● **TO DO**
Which lines hold the word "konkyo"? Copy each of them from the material.

● **SUPPLIED MATERIAL**
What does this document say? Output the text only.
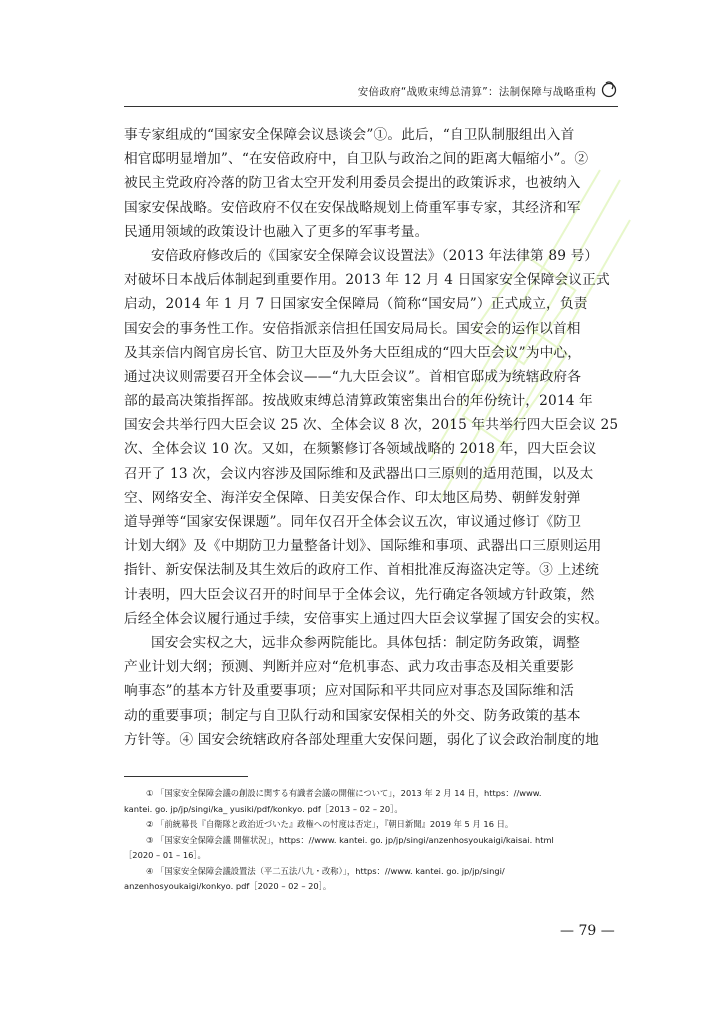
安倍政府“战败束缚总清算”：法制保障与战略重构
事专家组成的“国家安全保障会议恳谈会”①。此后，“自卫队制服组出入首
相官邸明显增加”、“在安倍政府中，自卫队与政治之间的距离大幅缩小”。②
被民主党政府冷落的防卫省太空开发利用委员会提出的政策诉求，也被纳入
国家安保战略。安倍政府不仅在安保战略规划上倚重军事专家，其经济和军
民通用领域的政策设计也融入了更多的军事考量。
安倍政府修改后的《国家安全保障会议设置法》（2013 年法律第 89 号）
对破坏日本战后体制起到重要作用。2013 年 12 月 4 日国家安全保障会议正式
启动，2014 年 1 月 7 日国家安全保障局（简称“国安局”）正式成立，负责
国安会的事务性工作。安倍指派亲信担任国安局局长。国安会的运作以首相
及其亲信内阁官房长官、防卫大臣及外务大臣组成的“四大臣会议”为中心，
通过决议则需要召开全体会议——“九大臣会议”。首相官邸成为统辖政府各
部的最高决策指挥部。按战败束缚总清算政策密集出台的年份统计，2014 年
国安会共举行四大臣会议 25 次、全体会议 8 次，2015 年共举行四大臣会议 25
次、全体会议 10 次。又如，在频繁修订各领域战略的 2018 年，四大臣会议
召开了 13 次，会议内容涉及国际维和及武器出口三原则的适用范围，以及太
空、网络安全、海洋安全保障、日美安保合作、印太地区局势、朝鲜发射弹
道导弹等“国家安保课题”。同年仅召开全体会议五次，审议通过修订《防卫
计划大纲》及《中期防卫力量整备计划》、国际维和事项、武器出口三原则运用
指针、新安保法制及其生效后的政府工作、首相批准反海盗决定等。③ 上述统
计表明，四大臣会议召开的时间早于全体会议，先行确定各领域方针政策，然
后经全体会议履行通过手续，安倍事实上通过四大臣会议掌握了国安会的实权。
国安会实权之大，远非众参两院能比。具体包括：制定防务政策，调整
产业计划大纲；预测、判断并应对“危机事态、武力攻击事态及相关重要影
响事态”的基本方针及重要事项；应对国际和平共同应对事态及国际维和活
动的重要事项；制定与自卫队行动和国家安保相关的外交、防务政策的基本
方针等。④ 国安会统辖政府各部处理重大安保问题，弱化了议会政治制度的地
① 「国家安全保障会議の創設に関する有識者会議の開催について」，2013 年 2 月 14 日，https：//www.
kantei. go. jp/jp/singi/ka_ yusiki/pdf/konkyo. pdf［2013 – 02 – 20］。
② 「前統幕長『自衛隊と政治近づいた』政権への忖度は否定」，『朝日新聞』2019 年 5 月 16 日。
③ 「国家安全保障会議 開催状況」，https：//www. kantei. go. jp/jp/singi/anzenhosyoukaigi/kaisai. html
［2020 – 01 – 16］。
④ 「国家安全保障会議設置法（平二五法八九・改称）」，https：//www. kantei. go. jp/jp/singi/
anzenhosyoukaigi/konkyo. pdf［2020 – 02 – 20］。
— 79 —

● **FINAL RESULT**
kantei. go. jp/jp/singi/ka_ yusiki/pdf/konkyo. pdf［2013 – 02 – 20］。
anzenhosyoukaigi/konkyo. pdf［2020 – 02 – 20］。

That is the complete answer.